— Start of Reading text —

A belated post to acknowledge a welcome new volume, Economics and Psychology: Developments and Issues, published in July by MIT Press. Edited by the University of Zurich's Bruno S. Frey and University of Basel's Alois Stutzer, it appears to have a first rate selection of contributions. You can read the table of contents and download chapter one here.
The editors acknowledge in their introductory chapter the debt that economcs owes to psychology:
...together economics and psychology is a vibrant and fruitful field. We have argued that psychology has had a strong impact on economics: it has helped to substitute the assumption of complete rationality by isolating anomalies in individual behavior; it has made experiments a valid and widely accepted method of research; it has broadened the view of human nature by showing pro-social, intrinsic, and procedural aspects in people’s preferences; and by showing that utility can be measured it has produced important knowledge about what people care for.
The danger that economics and psychology becomes an additional playground for exhibiting one’s mathematical prowess is perhaps smaller than in other areas because psychologists’ influence has from the very beginning introduced a strong empirical (experimental) orientation. We have argued that remarkable insights have already been reached but at the same time we are fully aware that in so many respects we still know so little. The field is wide open for future research.
As my copy is in the post, I provide excerpts from a review of the book by the University of Massachusetts's Herb Gintis, which he posted on Amazon.com:
...the book under review is only in passing about the Kahneman-Tversky influence on decision theory. Rather, it focuses on a second wave of behavioral experiments involving strategic interaction (game theory) rather than single-agent choice (decision theory). Economists have been at the center of this new "behavioral game theory," which began with the famous ultimatum game experiment of Werner Gueth in 1982 (Guth, 1982). Indeed, except for Ralph Herwig, almost every contributor to this volume is trained in economics or business rather than psychology.
...Behavioral game theory has produced some quite notable results. Most important, researchers are corroborating what sociologists and social psychologists have known for a long time: human beings are not the self-regarding, asocial, materialistic creatures assumed in traditional economic theory under the rubric of homo economicus. Rather most laboratory and field subjects care about fairness and justice, and are willing to sacrifice material gain in the pursuit of normative goals. Moreover, most individuals have a more or less firm commitment to such character virtues as honesty, dependability, and trustworthiness, and are willing to forego some level of personal material reward in order to conform to the principles of virtuous conduct. More generally, people care about process as well as outcome in their interactions, so are more likely to contribute to a project that was democratically chosen rather than autocratically imposed, and their notions of fairness include such other-regarding elements as returning good for good and evil for evil.

— End of Reading text —
— Start of Excerpted data —

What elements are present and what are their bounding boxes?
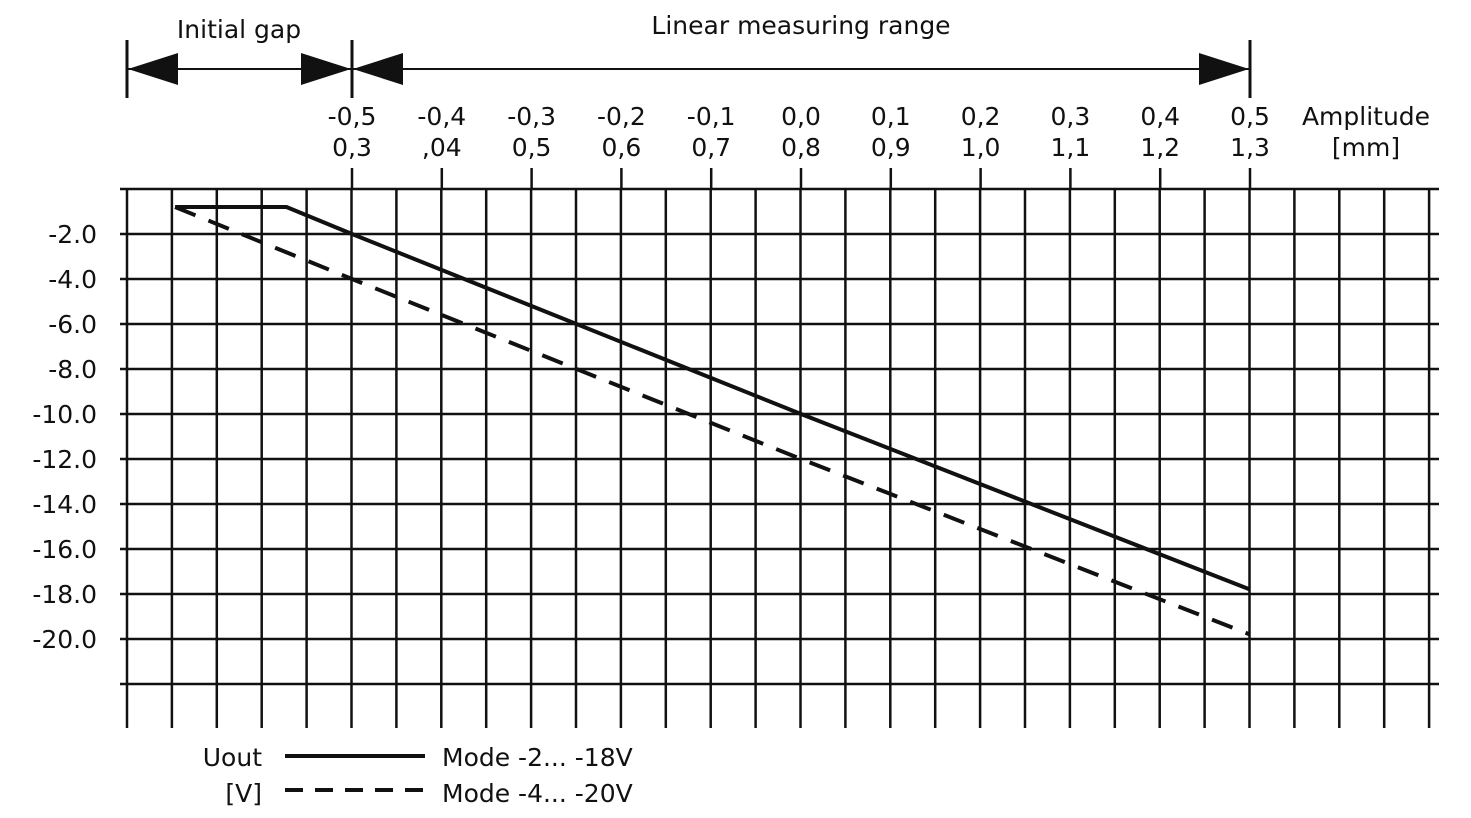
chart-grid (120, 187, 1439, 728)
y-tick-label: -20.0 (32, 625, 97, 654)
y-axis-label-line1: Uout (203, 743, 262, 772)
x-tick-label-gap: 1,3 (1230, 133, 1270, 162)
y-tick-label: -8.0 (48, 355, 97, 384)
x-tick-label-amplitude: -0,1 (687, 102, 736, 131)
series-line-dashed (174, 205, 1251, 637)
series-layer (174, 205, 1251, 637)
x-tick-label-amplitude: 0,2 (961, 102, 1001, 131)
linear-range-right-arrowhead (1199, 53, 1249, 85)
x-axis-label-line1: Amplitude (1302, 102, 1430, 131)
legend-label-dashed: Mode -4... -20V (442, 779, 633, 808)
x-tick-label-gap: 0,7 (691, 133, 731, 162)
x-tick-label-amplitude: -0,4 (417, 102, 466, 131)
legend-label-solid: Mode -2... -18V (442, 743, 633, 772)
x-tick-label-amplitude: 0,3 (1051, 102, 1091, 131)
y-tick-label: -14.0 (32, 490, 97, 519)
x-tick-label-gap: 0,5 (512, 133, 552, 162)
y-tick-label: -10.0 (32, 400, 97, 429)
x-tick-label-amplitude: 0,1 (871, 102, 911, 131)
x-tick-label-gap: ,04 (422, 133, 462, 162)
y-axis-label-line2: [V] (225, 779, 262, 808)
x-tick-label-amplitude: -0,3 (507, 102, 556, 131)
linear-range-left-arrowhead (353, 53, 403, 85)
legend: Uout [V] Mode -2... -18V Mode -4... -20V (203, 743, 633, 808)
y-tick-labels: -2.0 -4.0 -6.0 -8.0 -10.0 -12.0 -14.0 -16.0 -18.… (32, 220, 97, 654)
x-tick-label-gap: 0,9 (871, 133, 911, 162)
initial-gap-left-arrowhead (128, 53, 178, 85)
linear-range-label: Linear measuring range (651, 11, 950, 40)
x-tick-label-gap: 1,2 (1140, 133, 1180, 162)
x-tick-labels: -0,50,3-0,4,04-0,30,5-0,20,6-0,10,70,00,… (328, 102, 1270, 189)
x-tick-label-gap: 0,8 (781, 133, 821, 162)
initial-gap-label: Initial gap (177, 15, 301, 44)
x-tick-label-amplitude: 0,4 (1140, 102, 1180, 131)
x-axis-label: Amplitude [mm] (1302, 102, 1430, 162)
y-tick-label: -2.0 (48, 220, 97, 249)
x-tick-label-amplitude: -0,5 (328, 102, 377, 131)
y-tick-label: -6.0 (48, 310, 97, 339)
x-axis-label-line2: [mm] (1332, 133, 1400, 162)
y-tick-label: -12.0 (32, 445, 97, 474)
y-tick-label: -18.0 (32, 580, 97, 609)
x-tick-label-amplitude: 0,5 (1230, 102, 1270, 131)
x-tick-label-amplitude: 0,0 (781, 102, 821, 131)
x-tick-label-gap: 1,1 (1051, 133, 1091, 162)
series-line-solid (175, 205, 1251, 592)
x-tick-label-gap: 0,6 (602, 133, 642, 162)
x-tick-label-gap: 0,3 (332, 133, 372, 162)
y-tick-label: -4.0 (48, 265, 97, 294)
initial-gap-right-arrowhead (301, 53, 351, 85)
y-tick-label: -16.0 (32, 535, 97, 564)
x-tick-label-gap: 1,0 (961, 133, 1001, 162)
x-tick-label-amplitude: -0,2 (597, 102, 646, 131)
range-annotation: Initial gap Linear measuring range (125, 11, 1252, 98)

— End of Excerpted data —

- [Tasks]
1. In the economics and psychology post, which experiment began behavioral game theory, and in what year?
2. Continue the economics and psychology post from its final sentence.
The data is separate material and has no connection to the economics and psychology post.

- [Responses to the exercise]
1. Werner Gueth's ultimatum game experiment in 1982.

2.
The various contributors to this volume are almost all highly visible and creative leaders in their fields. The chapters are uniformly informative and well written. Several are illuminating in both reviewing the literature and providing an analysis of a single issue in journal article depth. Topics covered include prosocial behavior and trust in general, conditional cooperation and punishment, gender differences in trusting behavior, the neuroeconomics of decision-making, measuring subjective satisfaction and finding its causes, problems of self-control and time inconsistency, procedural utility, and recommendations for closer collaboration of psychologists and economists.
From Chapter 1: "... our general impression is that so far
rather few economic elements have been brought into psychology."
They can say that again.
It is curious that, in a science that bases a great deal of its fundamental principals upon consumer demand, and relates to that factor employing the word "propensity", then it is surely opening itself to a psychological dimension.
Consider present history, i.e., the speculative sub-prime frenzy. Was that not psychological in nature? Even though elliptical comments posted regarding the subject tried to analyze the phenomenon in a purely scientific way.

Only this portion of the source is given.